**** PROVIDED DATA

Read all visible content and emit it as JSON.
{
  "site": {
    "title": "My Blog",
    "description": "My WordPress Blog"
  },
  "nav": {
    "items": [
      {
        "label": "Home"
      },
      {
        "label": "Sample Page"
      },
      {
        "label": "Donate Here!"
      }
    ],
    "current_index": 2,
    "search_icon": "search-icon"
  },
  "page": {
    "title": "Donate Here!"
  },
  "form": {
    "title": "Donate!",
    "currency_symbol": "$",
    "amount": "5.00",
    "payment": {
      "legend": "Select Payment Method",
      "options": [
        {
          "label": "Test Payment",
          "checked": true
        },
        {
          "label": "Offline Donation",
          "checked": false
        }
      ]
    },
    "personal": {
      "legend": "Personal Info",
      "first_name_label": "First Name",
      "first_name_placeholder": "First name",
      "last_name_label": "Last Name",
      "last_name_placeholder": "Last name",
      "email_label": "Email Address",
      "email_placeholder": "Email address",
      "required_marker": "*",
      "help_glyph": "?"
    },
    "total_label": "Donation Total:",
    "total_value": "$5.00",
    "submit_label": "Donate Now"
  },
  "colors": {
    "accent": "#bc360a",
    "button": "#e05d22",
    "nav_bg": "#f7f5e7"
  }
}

********

### OBJECTIVE:
Extract each line from the entries above that contains the string "legend".

### OUTPUT OF THE TASK:
      "legend": "Select Payment Method",
      "legend": "Personal Info",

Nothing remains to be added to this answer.